Begin Data in this exercise
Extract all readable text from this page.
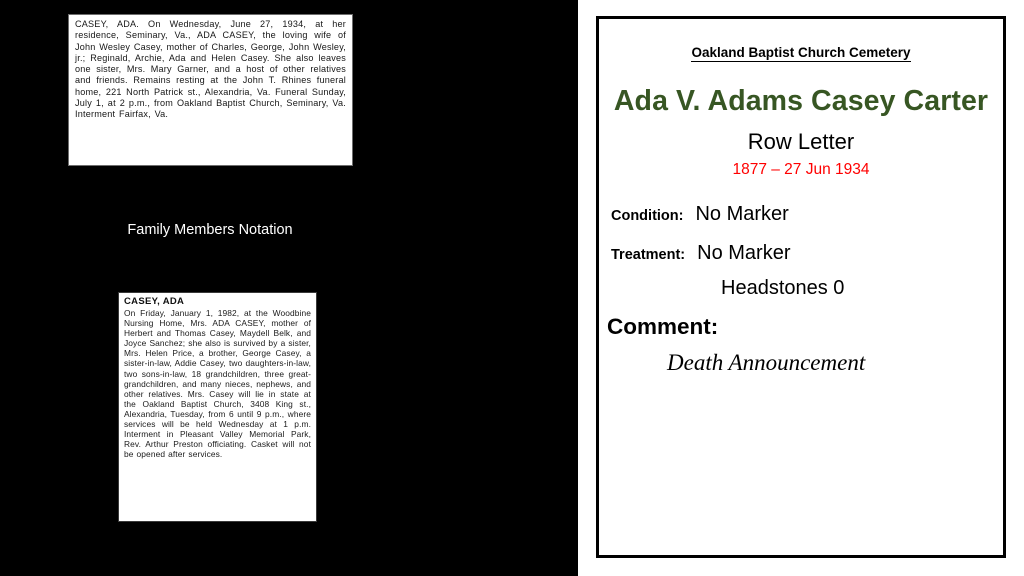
CASEY, ADA. On Wednesday, June 27, 1934, at her residence, Seminary, Va., ADA CASEY, the loving wife of John Wesley Casey, mother of Charles, George, John Wesley, jr.; Reginald, Archie, Ada and Helen Casey. She also leaves one sister, Mrs. Mary Garner, and a host of other relatives and friends. Remains resting at the John T. Rhines funeral home, 221 North Patrick st., Alexandria, Va. Funeral Sunday, July 1, at 2 p.m., from Oakland Baptist Church, Seminary, Va. Interment Fairfax, Va.
Family Members Notation
CASEY, ADA
On Friday, January 1, 1982, at the Woodbine Nursing Home, Mrs. ADA CASEY, mother of Herbert and Thomas Casey, Maydell Belk, and Joyce Sanchez; she also is survived by a sister, Mrs. Helen Price, a brother, George Casey, a sister-in-law, Addie Casey, two daughters-in-law, two sons-in-law, 18 grandchildren, three great-grandchildren, and many nieces, nephews, and other relatives. Mrs. Casey will lie in state at the Oakland Baptist Church, 3408 King st., Alexandria, Tuesday, from 6 until 9 p.m., where services will be held Wednesday at 1 p.m. Interment in Pleasant Valley Memorial Park, Rev. Arthur Preston officiating. Casket will not be opened after services.
Oakland Baptist Church Cemetery
Ada V. Adams Casey Carter
Row Letter
1877 – 27 Jun 1934
Condition: No Marker
Treatment: No Marker
Headstones 0
Comment:
Death Announcement
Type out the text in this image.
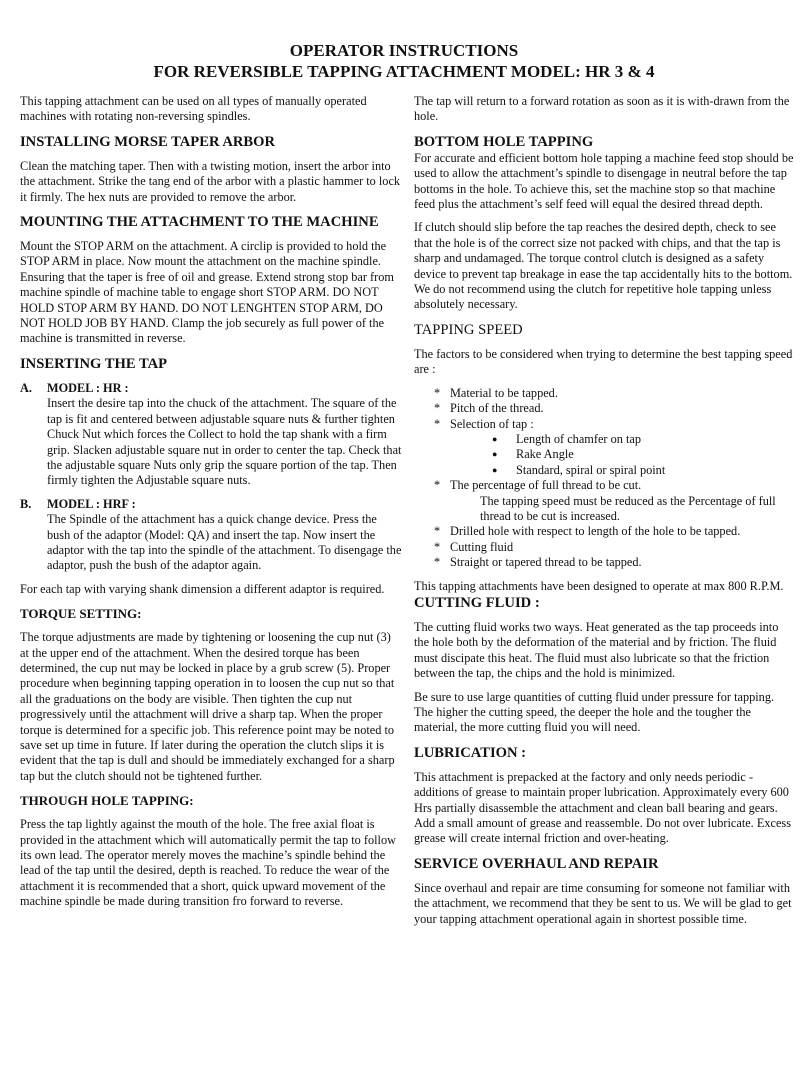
OPERATOR INSTRUCTIONS
FOR REVERSIBLE TAPPING ATTACHMENT MODEL: HR 3 & 4

This tapping attachment can be used on all types of manually operated machines with rotating non-reversing spindles.

INSTALLING MORSE TAPER ARBOR

Clean the matching taper. Then with a twisting motion, insert the arbor into the attachment. Strike the tang end of the arbor with a plastic hammer to lock it firmly. The hex nuts are provided to remove the arbor.

MOUNTING THE ATTACHMENT TO THE MACHINE

Mount the STOP ARM on the attachment. A circlip is provided to hold the STOP ARM in place. Now mount the attachment on the machine spindle. Ensuring that the taper is free of oil and grease. Extend strong stop bar from machine spindle of machine table to engage short STOP ARM. DO NOT HOLD STOP ARM BY HAND. DO NOT LENGHTEN STOP ARM, DO NOT HOLD JOB BY HAND. Clamp the job securely as full power of the machine is transmitted in reverse.

INSERTING THE TAP
A.	MODEL : HR :
Insert the desire tap into the chuck of the attachment. The square of the tap is fit and centered between adjustable square nuts & further tighten Chuck Nut which forces the Collect to hold the tap shank with a firm grip. Slacken adjustable square nut in order to center the tap. Check that the adjustable square Nuts only grip the square portion of the tap. Then firmly tighten the Adjustable square nuts.
B.	MODEL : HRF :
The Spindle of the attachment has a quick change device. Press the bush of the adaptor (Model: QA) and insert the tap. Now insert the adaptor with the tap into the spindle of the attachment. To disengage the adaptor, push the bush of the adaptor again.

For each tap with varying shank dimension a different adaptor is required.

TORQUE SETTING:

The torque adjustments are made by tightening or loosening the cup nut (3) at the upper end of the attachment. When the desired torque has been determined, the cup nut may be locked in place by a grub screw (5). Proper procedure when beginning tapping operation in to loosen the cup nut so that all the graduations on the body are visible. Then tighten the cup nut progressively until the attachment will drive a sharp tap. When the proper torque is determined for a specific job. This reference point may be noted to save set up time in future. If later during the operation the clutch slips it is evident that the tap is dull and should be immediately exchanged for a sharp tap but the clutch should not be tightened further.

THROUGH HOLE TAPPING:

Press the tap lightly against the mouth of the hole. The free axial float is provided in the attachment which will automatically permit the tap to follow its own lead. The operator merely moves the machine’s spindle behind the lead of the tap until the desired, depth is reached. To reduce the wear of the attachment it is recommended that a short, quick upward movement of the machine spindle be made during transition fro forward to reverse.

The tap will return to a forward rotation as soon as it is with-drawn from the hole.

BOTTOM HOLE TAPPING

For accurate and efficient bottom hole tapping a machine feed stop should be used to allow the attachment’s spindle to disengage in neutral before the tap bottoms in the hole. To achieve this, set the machine stop so that machine feed plus the attachment’s self feed will equal the desired thread depth.

If clutch should slip before the tap reaches the desired depth, check to see that the hole is of the correct size not packed with chips, and that the tap is sharp and undamaged. The torque control clutch is designed as a safety device to prevent tap breakage in ease the tap accidentally hits to the bottom. We do not recommend using the clutch for repetitive hole tapping unless absolutely necessary.

TAPPING SPEED

The factors to be considered when trying to determine the best tapping speed are :

* Material to be tapped.
* Pitch of the thread.
* Selection of tap :
● Length of chamfer on tap
● Rake Angle
● Standard, spiral or spiral point
* The percentage of full thread to be cut.
The tapping speed must be reduced as the Percentage of full thread to be cut is increased.
* Drilled hole with respect to length of the hole to be tapped.
* Cutting fluid
* Straight or tapered thread to be tapped.

This tapping attachments have been designed to operate at max 800 R.P.M.

CUTTING FLUID :

The cutting fluid works two ways. Heat generated as the tap proceeds into the hole both by the deformation of the material and by friction. The fluid must discipate this heat. The fluid must also lubricate so that the friction between the tap, the chips and the hold is minimized.

Be sure to use large quantities of cutting fluid under pressure for tapping. The higher the cutting speed, the deeper the hole and the tougher the material, the more cutting fluid you will need.

LUBRICATION :

This attachment is prepacked at the factory and only needs periodic - additions of grease to maintain proper lubrication. Approximately every 600 Hrs partially disassemble the attachment and clean ball bearing and gears. Add a small amount of grease and reassemble. Do not over lubricate. Excess grease will create internal friction and over-heating.

SERVICE OVERHAUL AND REPAIR

Since overhaul and repair are time consuming for someone not familiar with the attachment, we recommend that they be sent to us. We will be glad to get your tapping attachment operational again in shortest possible time.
End Data in this exercise
**Task brief**
The word "tapped" appears in how many lines of the data? Answer with only the number.

**Response for this exercise**
3